WORK TO COMPLETE: Using the data below, repeat all of it precisely.
** Begin RECORDS PROVIDED **
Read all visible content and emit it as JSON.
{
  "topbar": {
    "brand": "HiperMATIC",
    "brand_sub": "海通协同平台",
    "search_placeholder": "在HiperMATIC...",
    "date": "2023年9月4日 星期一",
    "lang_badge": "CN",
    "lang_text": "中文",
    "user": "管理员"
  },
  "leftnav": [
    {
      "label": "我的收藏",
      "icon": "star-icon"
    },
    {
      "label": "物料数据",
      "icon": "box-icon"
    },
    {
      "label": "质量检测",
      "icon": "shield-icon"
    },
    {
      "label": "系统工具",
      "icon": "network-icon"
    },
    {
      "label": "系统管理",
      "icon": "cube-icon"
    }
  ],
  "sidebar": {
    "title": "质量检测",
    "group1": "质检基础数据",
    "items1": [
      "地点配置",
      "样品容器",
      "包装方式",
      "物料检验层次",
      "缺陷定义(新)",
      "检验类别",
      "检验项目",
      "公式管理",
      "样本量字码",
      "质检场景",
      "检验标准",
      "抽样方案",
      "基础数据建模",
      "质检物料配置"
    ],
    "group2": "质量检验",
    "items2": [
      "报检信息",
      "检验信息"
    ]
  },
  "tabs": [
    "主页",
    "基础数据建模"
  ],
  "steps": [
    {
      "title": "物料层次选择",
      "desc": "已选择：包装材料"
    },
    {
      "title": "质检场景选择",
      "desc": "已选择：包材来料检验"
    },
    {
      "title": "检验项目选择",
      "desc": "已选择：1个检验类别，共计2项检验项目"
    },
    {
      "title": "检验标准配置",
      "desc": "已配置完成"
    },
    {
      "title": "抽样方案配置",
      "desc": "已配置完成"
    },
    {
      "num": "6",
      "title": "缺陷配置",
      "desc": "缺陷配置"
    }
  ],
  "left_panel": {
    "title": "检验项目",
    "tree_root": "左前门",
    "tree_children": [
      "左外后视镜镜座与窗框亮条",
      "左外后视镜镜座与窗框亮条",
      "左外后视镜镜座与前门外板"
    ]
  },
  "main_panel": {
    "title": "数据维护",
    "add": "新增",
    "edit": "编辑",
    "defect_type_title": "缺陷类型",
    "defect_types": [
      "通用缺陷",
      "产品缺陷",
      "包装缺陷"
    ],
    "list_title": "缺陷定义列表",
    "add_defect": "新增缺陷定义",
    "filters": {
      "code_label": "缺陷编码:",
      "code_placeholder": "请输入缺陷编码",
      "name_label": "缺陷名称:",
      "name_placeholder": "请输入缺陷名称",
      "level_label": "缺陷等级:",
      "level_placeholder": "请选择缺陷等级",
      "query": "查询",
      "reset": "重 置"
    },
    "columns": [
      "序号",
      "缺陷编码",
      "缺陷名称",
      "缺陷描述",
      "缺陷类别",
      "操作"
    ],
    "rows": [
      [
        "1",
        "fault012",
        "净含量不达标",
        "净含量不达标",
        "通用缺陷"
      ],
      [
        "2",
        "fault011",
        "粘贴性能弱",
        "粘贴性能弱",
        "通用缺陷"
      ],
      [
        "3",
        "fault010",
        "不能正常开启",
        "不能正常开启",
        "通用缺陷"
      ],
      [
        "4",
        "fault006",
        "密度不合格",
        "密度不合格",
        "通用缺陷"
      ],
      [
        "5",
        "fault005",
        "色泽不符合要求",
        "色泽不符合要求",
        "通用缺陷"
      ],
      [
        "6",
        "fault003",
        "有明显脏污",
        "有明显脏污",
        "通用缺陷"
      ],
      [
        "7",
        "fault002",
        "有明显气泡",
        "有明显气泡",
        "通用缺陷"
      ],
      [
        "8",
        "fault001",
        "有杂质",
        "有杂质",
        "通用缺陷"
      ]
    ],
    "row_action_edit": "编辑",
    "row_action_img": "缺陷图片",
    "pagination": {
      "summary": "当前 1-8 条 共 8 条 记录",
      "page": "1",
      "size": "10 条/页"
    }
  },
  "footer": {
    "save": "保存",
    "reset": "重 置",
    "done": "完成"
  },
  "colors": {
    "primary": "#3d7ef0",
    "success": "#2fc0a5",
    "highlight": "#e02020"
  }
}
** End RECORDS PROVIDED **
WRITTEN RESPONSE:
Read all visible content and emit it as JSON.
{
  "topbar": {
    "brand": "HiperMATIC",
    "brand_sub": "海通协同平台",
    "search_placeholder": "在HiperMATIC...",
    "date": "2023年9月4日 星期一",
    "lang_badge": "CN",
    "lang_text": "中文",
    "user": "管理员"
  },
  "leftnav": [
    {
      "label": "我的收藏",
      "icon": "star-icon"
    },
    {
      "label": "物料数据",
      "icon": "box-icon"
    },
    {
      "label": "质量检测",
      "icon": "shield-icon"
    },
    {
      "label": "系统工具",
      "icon": "network-icon"
    },
    {
      "label": "系统管理",
      "icon": "cube-icon"
    }
  ],
  "sidebar": {
    "title": "质量检测",
    "group1": "质检基础数据",
    "items1": [
      "地点配置",
      "样品容器",
      "包装方式",
      "物料检验层次",
      "缺陷定义(新)",
      "检验类别",
      "检验项目",
      "公式管理",
      "样本量字码",
      "质检场景",
      "检验标准",
      "抽样方案",
      "基础数据建模",
      "质检物料配置"
    ],
    "group2": "质量检验",
    "items2": [
      "报检信息",
      "检验信息"
    ]
  },
  "tabs": [
    "主页",
    "基础数据建模"
  ],
  "steps": [
    {
      "title": "物料层次选择",
      "desc": "已选择：包装材料"
    },
    {
      "title": "质检场景选择",
      "desc": "已选择：包材来料检验"
    },
    {
      "title": "检验项目选择",
      "desc": "已选择：1个检验类别，共计2项检验项目"
    },
    {
      "title": "检验标准配置",
      "desc": "已配置完成"
    },
    {
      "title": "抽样方案配置",
      "desc": "已配置完成"
    },
    {
      "num": "6",
      "title": "缺陷配置",
      "desc": "缺陷配置"
    }
  ],
  "left_panel": {
    "title": "检验项目",
    "tree_root": "左前门",
    "tree_children": [
      "左外后视镜镜座与窗框亮条",
      "左外后视镜镜座与窗框亮条",
      "左外后视镜镜座与前门外板"
    ]
  },
  "main_panel": {
    "title": "数据维护",
    "add": "新增",
    "edit": "编辑",
    "defect_type_title": "缺陷类型",
    "defect_types": [
      "通用缺陷",
      "产品缺陷",
      "包装缺陷"
    ],
    "list_title": "缺陷定义列表",
    "add_defect": "新增缺陷定义",
    "filters": {
      "code_label": "缺陷编码:",
      "code_placeholder": "请输入缺陷编码",
      "name_label": "缺陷名称:",
      "name_placeholder": "请输入缺陷名称",
      "level_label": "缺陷等级:",
      "level_placeholder": "请选择缺陷等级",
      "query": "查询",
      "reset": "重 置"
    },
    "columns": [
      "序号",
      "缺陷编码",
      "缺陷名称",
      "缺陷描述",
      "缺陷类别",
      "操作"
    ],
    "rows": [
      [
        "1",
        "fault012",
        "净含量不达标",
        "净含量不达标",
        "通用缺陷"
      ],
      [
        "2",
        "fault011",
        "粘贴性能弱",
        "粘贴性能弱",
        "通用缺陷"
      ],
      [
        "3",
        "fault010",
        "不能正常开启",
        "不能正常开启",
        "通用缺陷"
      ],
      [
        "4",
        "fault006",
        "密度不合格",
        "密度不合格",
        "通用缺陷"
      ],
      [
        "5",
        "fault005",
        "色泽不符合要求",
        "色泽不符合要求",
        "通用缺陷"
      ],
      [
        "6",
        "fault003",
        "有明显脏污",
        "有明显脏污",
        "通用缺陷"
      ],
      [
        "7",
        "fault002",
        "有明显气泡",
        "有明显气泡",
        "通用缺陷"
      ],
      [
        "8",
        "fault001",
        "有杂质",
        "有杂质",
        "通用缺陷"
      ]
    ],
    "row_action_edit": "编辑",
    "row_action_img": "缺陷图片",
    "pagination": {
      "summary": "当前 1-8 条 共 8 条 记录",
      "page": "1",
      "size": "10 条/页"
    }
  },
  "footer": {
    "save": "保存",
    "reset": "重 置",
    "done": "完成"
  },
  "colors": {
    "primary": "#3d7ef0",
    "success": "#2fc0a5",
    "highlight": "#e02020"
  }
}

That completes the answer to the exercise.